# Stored rows:
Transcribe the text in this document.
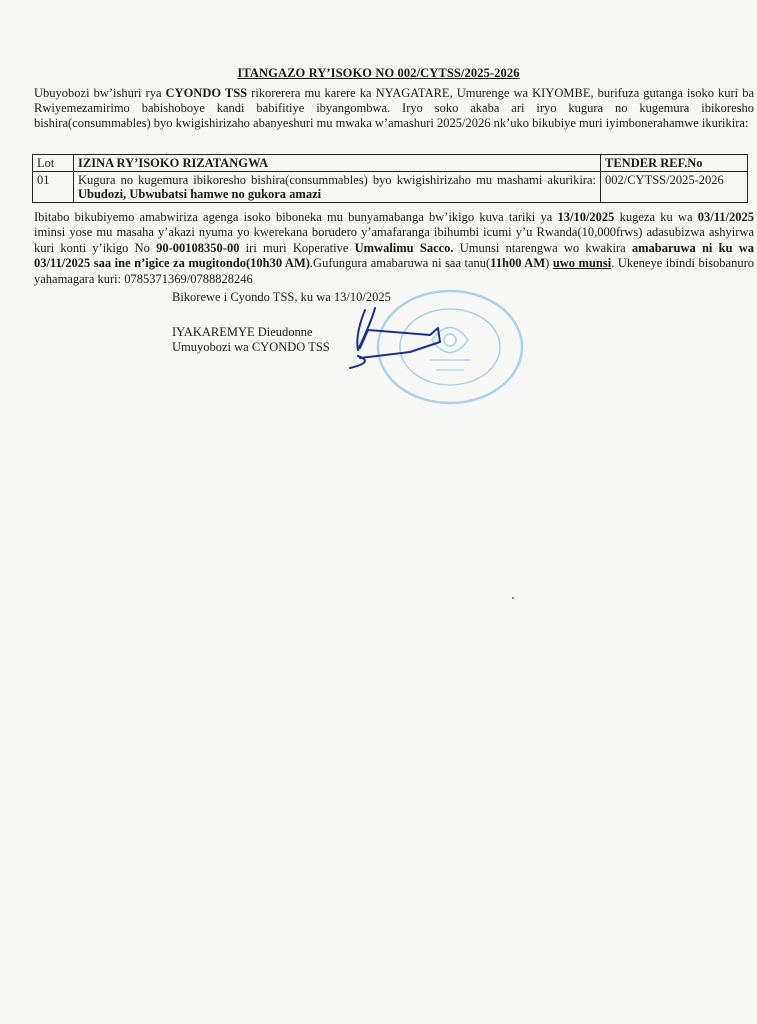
ITANGAZO RY’ISOKO NO 002/CYTSS/2025-2026
Ubuyobozi bw’ishuri rya CYONDO TSS rikorerera mu karere ka NYAGATARE, Umurenge wa KIYOMBE, burifuza gutanga isoko kuri ba Rwiyemezamirimo babishoboye kandi babifitiye ibyangombwa. Iryo soko akaba ari iryo kugura no kugemura ibikoresho bishira(consummables) byo kwigishirizaho abanyeshuri mu mwaka w’amashuri 2025/2026 nk’uko bikubiye muri iyimbonerahamwe ikurikira:
Lot	IZINA RY’ISOKO RIZATANGWA	TENDER REF.No
01	Kugura no kugemura ibikoresho bishira(consummables) byo kwigishirizaho mu mashami akurikira: Ubudozi, Ubwubatsi hamwe no gukora amazi	002/CYTSS/2025-2026
Ibitabo bikubiyemo amabwiriza agenga isoko biboneka mu bunyamabanga bw’ikigo kuva tariki ya 13/10/2025 kugeza ku wa 03/11/2025 iminsi yose mu masaha y’akazi nyuma yo kwerekana borudero y’amafaranga ibihumbi icumi y’u Rwanda(10,000frws) adasubizwa ashyirwa kuri konti y’ikigo No 90-00108350-00 iri muri Koperative Umwalimu Sacco. Umunsi ntarengwa wo kwakira amabaruwa ni ku wa 03/11/2025 saa ine n’igice za mugitondo(10h30 AM).Gufungura amabaruwa ni saa tanu(11h00 AM) uwo munsi. Ukeneye ibindi bisobanuro yahamagara kuri: 0785371369/0788828246
Bikorewe i Cyondo TSS, ku wa 13/10/2025
IYAKAREMYE Dieudonne
Umuyobozi wa CYONDO TSS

# What the task requires:
Track down every line holding the string "CYTSS" and copy it.

# Response to the task:
ITANGAZO RY’ISOKO NO 002/CYTSS/2025-2026
01	Kugura no kugemura ibikoresho bishira(consummables) byo kwigishirizaho mu mashami akurikira: Ubudozi, Ubwubatsi hamwe no gukora amazi	002/CYTSS/2025-2026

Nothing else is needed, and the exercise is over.